= PROMPT =
Below are records; count the lines in them that hold "Months" and give only the count.

··········

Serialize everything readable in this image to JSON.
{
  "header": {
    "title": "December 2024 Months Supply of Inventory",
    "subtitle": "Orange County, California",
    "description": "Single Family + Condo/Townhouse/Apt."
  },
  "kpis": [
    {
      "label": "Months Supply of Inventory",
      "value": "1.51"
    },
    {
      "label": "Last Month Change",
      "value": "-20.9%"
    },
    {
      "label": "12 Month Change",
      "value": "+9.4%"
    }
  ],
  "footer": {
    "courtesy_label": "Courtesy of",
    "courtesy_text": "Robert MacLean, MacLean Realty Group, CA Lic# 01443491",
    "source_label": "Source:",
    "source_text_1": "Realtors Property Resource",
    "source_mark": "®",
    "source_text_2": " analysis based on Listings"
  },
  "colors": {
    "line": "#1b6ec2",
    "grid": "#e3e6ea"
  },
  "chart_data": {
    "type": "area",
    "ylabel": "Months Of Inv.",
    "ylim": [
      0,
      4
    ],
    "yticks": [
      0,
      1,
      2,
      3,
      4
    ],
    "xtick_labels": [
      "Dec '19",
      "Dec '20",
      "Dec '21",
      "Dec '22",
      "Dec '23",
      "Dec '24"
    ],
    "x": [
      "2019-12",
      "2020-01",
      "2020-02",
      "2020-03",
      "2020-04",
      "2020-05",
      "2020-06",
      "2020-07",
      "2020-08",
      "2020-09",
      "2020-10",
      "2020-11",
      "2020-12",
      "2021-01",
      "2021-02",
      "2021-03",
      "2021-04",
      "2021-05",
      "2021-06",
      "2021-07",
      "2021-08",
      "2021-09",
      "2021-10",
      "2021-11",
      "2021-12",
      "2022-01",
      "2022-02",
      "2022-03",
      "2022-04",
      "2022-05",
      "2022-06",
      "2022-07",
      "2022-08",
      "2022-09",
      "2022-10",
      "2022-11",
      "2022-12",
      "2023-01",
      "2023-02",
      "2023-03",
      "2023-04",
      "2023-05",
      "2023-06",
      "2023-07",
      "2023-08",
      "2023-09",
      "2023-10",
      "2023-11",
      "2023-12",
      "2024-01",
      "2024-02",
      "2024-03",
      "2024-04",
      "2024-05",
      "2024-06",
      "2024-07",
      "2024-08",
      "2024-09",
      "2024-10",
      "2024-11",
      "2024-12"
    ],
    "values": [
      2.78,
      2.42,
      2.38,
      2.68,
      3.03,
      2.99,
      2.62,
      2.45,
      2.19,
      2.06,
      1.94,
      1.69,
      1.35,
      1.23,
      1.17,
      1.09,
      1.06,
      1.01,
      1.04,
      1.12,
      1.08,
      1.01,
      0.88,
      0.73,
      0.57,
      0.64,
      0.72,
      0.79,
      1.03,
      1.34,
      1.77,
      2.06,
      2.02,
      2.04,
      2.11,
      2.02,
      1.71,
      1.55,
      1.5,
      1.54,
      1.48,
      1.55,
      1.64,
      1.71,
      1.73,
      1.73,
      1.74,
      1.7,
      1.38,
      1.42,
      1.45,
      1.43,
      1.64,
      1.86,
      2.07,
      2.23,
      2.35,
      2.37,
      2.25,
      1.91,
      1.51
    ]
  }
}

··········

= EXERCISE RESULT =
3